___ INPUT ROWS ___

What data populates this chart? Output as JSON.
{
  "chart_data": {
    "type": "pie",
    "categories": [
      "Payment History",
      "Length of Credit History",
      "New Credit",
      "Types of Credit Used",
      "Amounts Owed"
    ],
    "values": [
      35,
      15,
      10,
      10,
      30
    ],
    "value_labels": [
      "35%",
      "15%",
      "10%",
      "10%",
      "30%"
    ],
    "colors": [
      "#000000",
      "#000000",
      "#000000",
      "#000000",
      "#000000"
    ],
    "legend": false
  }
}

___
___ INPUT ROWS ___

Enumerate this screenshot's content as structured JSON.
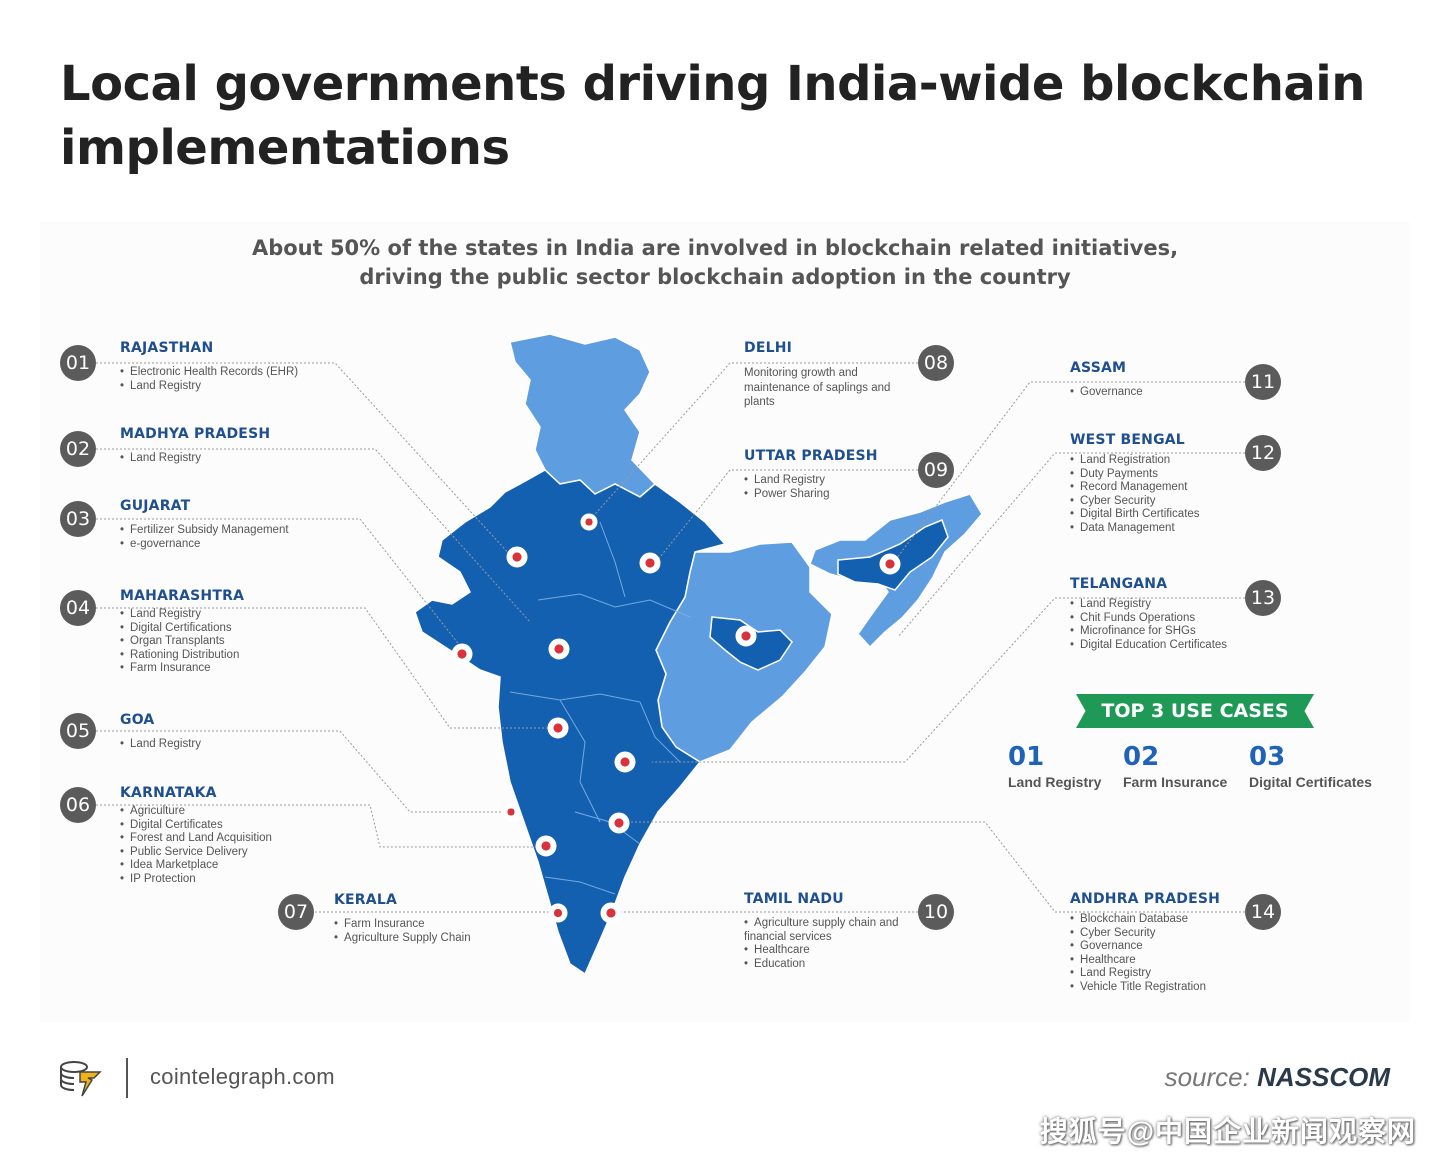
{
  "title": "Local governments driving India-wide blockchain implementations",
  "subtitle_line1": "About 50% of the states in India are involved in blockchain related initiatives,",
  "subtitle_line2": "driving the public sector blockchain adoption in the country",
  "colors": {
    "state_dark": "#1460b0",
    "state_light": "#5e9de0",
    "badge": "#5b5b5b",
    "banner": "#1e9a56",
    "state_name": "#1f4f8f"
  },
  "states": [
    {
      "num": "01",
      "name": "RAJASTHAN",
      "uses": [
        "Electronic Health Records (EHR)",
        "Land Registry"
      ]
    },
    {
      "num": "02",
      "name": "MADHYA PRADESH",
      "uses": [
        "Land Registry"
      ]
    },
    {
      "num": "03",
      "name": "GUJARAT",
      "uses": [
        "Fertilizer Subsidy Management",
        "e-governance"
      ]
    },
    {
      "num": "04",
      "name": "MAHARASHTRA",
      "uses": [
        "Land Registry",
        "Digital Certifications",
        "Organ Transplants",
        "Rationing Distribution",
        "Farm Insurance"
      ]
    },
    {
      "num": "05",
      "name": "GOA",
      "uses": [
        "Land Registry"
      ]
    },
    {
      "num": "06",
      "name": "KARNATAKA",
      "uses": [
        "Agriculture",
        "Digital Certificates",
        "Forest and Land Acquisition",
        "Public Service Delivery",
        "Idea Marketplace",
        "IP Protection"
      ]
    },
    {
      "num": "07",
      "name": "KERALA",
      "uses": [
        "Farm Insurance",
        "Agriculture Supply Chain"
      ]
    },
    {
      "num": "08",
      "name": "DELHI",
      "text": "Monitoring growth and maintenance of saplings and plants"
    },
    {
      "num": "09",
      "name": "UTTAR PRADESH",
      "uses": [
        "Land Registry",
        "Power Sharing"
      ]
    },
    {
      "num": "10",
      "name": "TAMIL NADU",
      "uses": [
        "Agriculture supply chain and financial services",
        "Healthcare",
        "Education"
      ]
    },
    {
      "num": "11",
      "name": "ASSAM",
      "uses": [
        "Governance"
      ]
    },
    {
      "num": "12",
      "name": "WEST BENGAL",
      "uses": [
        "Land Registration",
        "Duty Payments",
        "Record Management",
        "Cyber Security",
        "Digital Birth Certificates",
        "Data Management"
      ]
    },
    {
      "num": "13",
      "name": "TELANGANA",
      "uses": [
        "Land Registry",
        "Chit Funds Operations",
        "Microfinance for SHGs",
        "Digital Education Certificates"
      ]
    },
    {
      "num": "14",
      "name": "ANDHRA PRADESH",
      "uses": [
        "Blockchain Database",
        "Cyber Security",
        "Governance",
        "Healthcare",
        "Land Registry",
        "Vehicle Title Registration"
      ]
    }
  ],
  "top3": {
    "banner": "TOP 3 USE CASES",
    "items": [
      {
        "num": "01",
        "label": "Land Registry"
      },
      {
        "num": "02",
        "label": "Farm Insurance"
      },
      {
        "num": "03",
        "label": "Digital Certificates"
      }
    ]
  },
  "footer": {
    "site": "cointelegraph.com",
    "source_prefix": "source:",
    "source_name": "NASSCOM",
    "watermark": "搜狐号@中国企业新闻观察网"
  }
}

___

* **TASK**:
Each line with the string "JSON" in it needs to be found and copied.

* **THE SOLUTION**:
What data populates this chart? Output as JSON.
Enumerate this screenshot's content as structured JSON.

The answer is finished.